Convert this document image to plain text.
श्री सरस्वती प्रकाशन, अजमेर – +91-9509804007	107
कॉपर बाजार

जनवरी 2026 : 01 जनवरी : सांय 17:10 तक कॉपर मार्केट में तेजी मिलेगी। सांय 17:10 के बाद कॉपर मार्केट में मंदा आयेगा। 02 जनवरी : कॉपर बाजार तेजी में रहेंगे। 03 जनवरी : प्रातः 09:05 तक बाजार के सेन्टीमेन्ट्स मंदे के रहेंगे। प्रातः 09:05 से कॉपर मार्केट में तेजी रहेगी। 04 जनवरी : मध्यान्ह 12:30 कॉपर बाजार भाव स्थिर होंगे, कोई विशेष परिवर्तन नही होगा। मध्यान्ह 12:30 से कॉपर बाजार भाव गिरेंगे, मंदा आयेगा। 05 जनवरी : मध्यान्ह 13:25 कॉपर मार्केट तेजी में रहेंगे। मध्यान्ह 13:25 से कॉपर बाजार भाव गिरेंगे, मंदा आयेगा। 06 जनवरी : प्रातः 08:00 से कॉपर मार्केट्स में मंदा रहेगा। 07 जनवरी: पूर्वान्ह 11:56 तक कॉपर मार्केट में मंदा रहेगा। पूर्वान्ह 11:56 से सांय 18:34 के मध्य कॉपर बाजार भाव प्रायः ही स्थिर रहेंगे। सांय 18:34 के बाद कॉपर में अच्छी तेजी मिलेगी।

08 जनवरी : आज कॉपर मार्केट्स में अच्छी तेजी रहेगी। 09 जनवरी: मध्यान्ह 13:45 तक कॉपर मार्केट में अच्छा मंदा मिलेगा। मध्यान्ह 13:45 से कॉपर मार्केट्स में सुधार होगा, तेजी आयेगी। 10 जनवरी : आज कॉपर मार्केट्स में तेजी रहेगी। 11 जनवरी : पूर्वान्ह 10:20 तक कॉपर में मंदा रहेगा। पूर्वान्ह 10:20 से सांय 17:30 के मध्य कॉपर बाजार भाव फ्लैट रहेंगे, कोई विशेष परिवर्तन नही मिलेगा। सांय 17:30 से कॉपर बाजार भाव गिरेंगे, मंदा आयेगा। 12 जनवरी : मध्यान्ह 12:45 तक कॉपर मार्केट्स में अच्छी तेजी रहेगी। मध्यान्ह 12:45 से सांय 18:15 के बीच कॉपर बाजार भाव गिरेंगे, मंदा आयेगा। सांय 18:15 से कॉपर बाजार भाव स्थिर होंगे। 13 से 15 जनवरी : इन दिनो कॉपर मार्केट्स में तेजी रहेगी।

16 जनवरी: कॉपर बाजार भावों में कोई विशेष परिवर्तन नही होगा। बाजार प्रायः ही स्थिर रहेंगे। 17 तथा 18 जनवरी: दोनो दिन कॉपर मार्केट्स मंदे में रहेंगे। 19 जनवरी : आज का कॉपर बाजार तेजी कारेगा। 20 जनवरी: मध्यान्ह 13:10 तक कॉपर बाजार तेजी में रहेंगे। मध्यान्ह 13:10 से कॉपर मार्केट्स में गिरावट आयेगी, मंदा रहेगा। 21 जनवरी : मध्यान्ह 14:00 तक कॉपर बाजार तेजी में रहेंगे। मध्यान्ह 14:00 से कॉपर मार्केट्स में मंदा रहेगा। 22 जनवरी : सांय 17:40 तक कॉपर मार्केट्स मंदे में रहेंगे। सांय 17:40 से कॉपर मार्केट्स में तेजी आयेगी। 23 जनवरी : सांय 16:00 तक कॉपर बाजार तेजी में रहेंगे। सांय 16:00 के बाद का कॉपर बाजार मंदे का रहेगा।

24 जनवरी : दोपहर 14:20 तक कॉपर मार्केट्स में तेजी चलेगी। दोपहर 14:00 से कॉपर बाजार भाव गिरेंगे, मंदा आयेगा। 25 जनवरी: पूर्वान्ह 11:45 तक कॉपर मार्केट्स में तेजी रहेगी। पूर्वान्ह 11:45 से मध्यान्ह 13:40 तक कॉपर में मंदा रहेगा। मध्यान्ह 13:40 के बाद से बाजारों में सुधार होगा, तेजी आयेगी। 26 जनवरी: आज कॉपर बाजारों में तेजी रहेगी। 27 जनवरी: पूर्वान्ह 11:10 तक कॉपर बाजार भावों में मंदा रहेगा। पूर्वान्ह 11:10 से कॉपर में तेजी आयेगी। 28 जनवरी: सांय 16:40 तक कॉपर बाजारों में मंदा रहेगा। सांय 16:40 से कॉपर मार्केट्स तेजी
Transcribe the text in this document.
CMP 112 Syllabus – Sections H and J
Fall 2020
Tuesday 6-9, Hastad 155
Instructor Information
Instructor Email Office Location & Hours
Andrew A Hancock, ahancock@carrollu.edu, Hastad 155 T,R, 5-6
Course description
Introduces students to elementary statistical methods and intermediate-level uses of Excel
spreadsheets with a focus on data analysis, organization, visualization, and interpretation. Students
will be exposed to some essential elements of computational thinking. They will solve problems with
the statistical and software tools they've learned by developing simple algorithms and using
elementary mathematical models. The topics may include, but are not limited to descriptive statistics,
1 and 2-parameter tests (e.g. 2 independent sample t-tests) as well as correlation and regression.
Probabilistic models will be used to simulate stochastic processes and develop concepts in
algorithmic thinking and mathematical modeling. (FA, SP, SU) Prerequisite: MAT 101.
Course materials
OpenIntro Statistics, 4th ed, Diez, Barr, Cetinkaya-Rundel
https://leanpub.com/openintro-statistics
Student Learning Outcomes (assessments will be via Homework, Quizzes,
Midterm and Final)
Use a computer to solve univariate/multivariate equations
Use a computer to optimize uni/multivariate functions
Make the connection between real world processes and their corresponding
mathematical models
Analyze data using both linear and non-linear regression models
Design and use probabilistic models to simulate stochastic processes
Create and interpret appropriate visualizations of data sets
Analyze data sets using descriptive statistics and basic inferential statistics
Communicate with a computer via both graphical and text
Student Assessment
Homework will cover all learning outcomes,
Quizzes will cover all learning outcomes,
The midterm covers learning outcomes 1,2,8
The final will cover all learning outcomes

**Given problem**
Repeat each entry word for word.

**Reply**
Convert this document image to plain text.
श्री सरस्वती प्रकाशन, अजमेर – +91-9509804007	107
कॉपर बाजार

जनवरी 2026 : 01 जनवरी : सांय 17:10 तक कॉपर मार्केट में तेजी मिलेगी। सांय 17:10 के बाद कॉपर मार्केट में मंदा आयेगा। 02 जनवरी : कॉपर बाजार तेजी में रहेंगे। 03 जनवरी : प्रातः 09:05 तक बाजार के सेन्टीमेन्ट्स मंदे के रहेंगे। प्रातः 09:05 से कॉपर मार्केट में तेजी रहेगी। 04 जनवरी : मध्यान्ह 12:30 कॉपर बाजार भाव स्थिर होंगे, कोई विशेष परिवर्तन नही होगा। मध्यान्ह 12:30 से कॉपर बाजार भाव गिरेंगे, मंदा आयेगा। 05 जनवरी : मध्यान्ह 13:25 कॉपर मार्केट तेजी में रहेंगे। मध्यान्ह 13:25 से कॉपर बाजार भाव गिरेंगे, मंदा आयेगा। 06 जनवरी : प्रातः 08:00 से कॉपर मार्केट्स में मंदा रहेगा। 07 जनवरी: पूर्वान्ह 11:56 तक कॉपर मार्केट में मंदा रहेगा। पूर्वान्ह 11:56 से सांय 18:34 के मध्य कॉपर बाजार भाव प्रायः ही स्थिर रहेंगे। सांय 18:34 के बाद कॉपर में अच्छी तेजी मिलेगी।

08 जनवरी : आज कॉपर मार्केट्स में अच्छी तेजी रहेगी। 09 जनवरी: मध्यान्ह 13:45 तक कॉपर मार्केट में अच्छा मंदा मिलेगा। मध्यान्ह 13:45 से कॉपर मार्केट्स में सुधार होगा, तेजी आयेगी। 10 जनवरी : आज कॉपर मार्केट्स में तेजी रहेगी। 11 जनवरी : पूर्वान्ह 10:20 तक कॉपर में मंदा रहेगा। पूर्वान्ह 10:20 से सांय 17:30 के मध्य कॉपर बाजार भाव फ्लैट रहेंगे, कोई विशेष परिवर्तन नही मिलेगा। सांय 17:30 से कॉपर बाजार भाव गिरेंगे, मंदा आयेगा। 12 जनवरी : मध्यान्ह 12:45 तक कॉपर मार्केट्स में अच्छी तेजी रहेगी। मध्यान्ह 12:45 से सांय 18:15 के बीच कॉपर बाजार भाव गिरेंगे, मंदा आयेगा। सांय 18:15 से कॉपर बाजार भाव स्थिर होंगे। 13 से 15 जनवरी : इन दिनो कॉपर मार्केट्स में तेजी रहेगी।

16 जनवरी: कॉपर बाजार भावों में कोई विशेष परिवर्तन नही होगा। बाजार प्रायः ही स्थिर रहेंगे। 17 तथा 18 जनवरी: दोनो दिन कॉपर मार्केट्स मंदे में रहेंगे। 19 जनवरी : आज का कॉपर बाजार तेजी कारेगा। 20 जनवरी: मध्यान्ह 13:10 तक कॉपर बाजार तेजी में रहेंगे। मध्यान्ह 13:10 से कॉपर मार्केट्स में गिरावट आयेगी, मंदा रहेगा। 21 जनवरी : मध्यान्ह 14:00 तक कॉपर बाजार तेजी में रहेंगे। मध्यान्ह 14:00 से कॉपर मार्केट्स में मंदा रहेगा। 22 जनवरी : सांय 17:40 तक कॉपर मार्केट्स मंदे में रहेंगे। सांय 17:40 से कॉपर मार्केट्स में तेजी आयेगी। 23 जनवरी : सांय 16:00 तक कॉपर बाजार तेजी में रहेंगे। सांय 16:00 के बाद का कॉपर बाजार मंदे का रहेगा।

24 जनवरी : दोपहर 14:20 तक कॉपर मार्केट्स में तेजी चलेगी। दोपहर 14:00 से कॉपर बाजार भाव गिरेंगे, मंदा आयेगा। 25 जनवरी: पूर्वान्ह 11:45 तक कॉपर मार्केट्स में तेजी रहेगी। पूर्वान्ह 11:45 से मध्यान्ह 13:40 तक कॉपर में मंदा रहेगा। मध्यान्ह 13:40 के बाद से बाजारों में सुधार होगा, तेजी आयेगी। 26 जनवरी: आज कॉपर बाजारों में तेजी रहेगी। 27 जनवरी: पूर्वान्ह 11:10 तक कॉपर बाजार भावों में मंदा रहेगा। पूर्वान्ह 11:10 से कॉपर में तेजी आयेगी। 28 जनवरी: सांय 16:40 तक कॉपर बाजारों में मंदा रहेगा। सांय 16:40 से कॉपर मार्केट्स तेजी
Transcribe the text in this document.
CMP 112 Syllabus – Sections H and J
Fall 2020
Tuesday 6-9, Hastad 155
Instructor Information
Instructor Email Office Location & Hours
Andrew A Hancock, ahancock@carrollu.edu, Hastad 155 T,R, 5-6
Course description
Introduces students to elementary statistical methods and intermediate-level uses of Excel
spreadsheets with a focus on data analysis, organization, visualization, and interpretation. Students
will be exposed to some essential elements of computational thinking. They will solve problems with
the statistical and software tools they've learned by developing simple algorithms and using
elementary mathematical models. The topics may include, but are not limited to descriptive statistics,
1 and 2-parameter tests (e.g. 2 independent sample t-tests) as well as correlation and regression.
Probabilistic models will be used to simulate stochastic processes and develop concepts in
algorithmic thinking and mathematical modeling. (FA, SP, SU) Prerequisite: MAT 101.
Course materials
OpenIntro Statistics, 4th ed, Diez, Barr, Cetinkaya-Rundel
https://leanpub.com/openintro-statistics
Student Learning Outcomes (assessments will be via Homework, Quizzes,
Midterm and Final)
Use a computer to solve univariate/multivariate equations
Use a computer to optimize uni/multivariate functions
Make the connection between real world processes and their corresponding
mathematical models
Analyze data using both linear and non-linear regression models
Design and use probabilistic models to simulate stochastic processes
Create and interpret appropriate visualizations of data sets
Analyze data sets using descriptive statistics and basic inferential statistics
Communicate with a computer via both graphical and text
Student Assessment
Homework will cover all learning outcomes,
Quizzes will cover all learning outcomes,
The midterm covers learning outcomes 1,2,8
The final will cover all learning outcomes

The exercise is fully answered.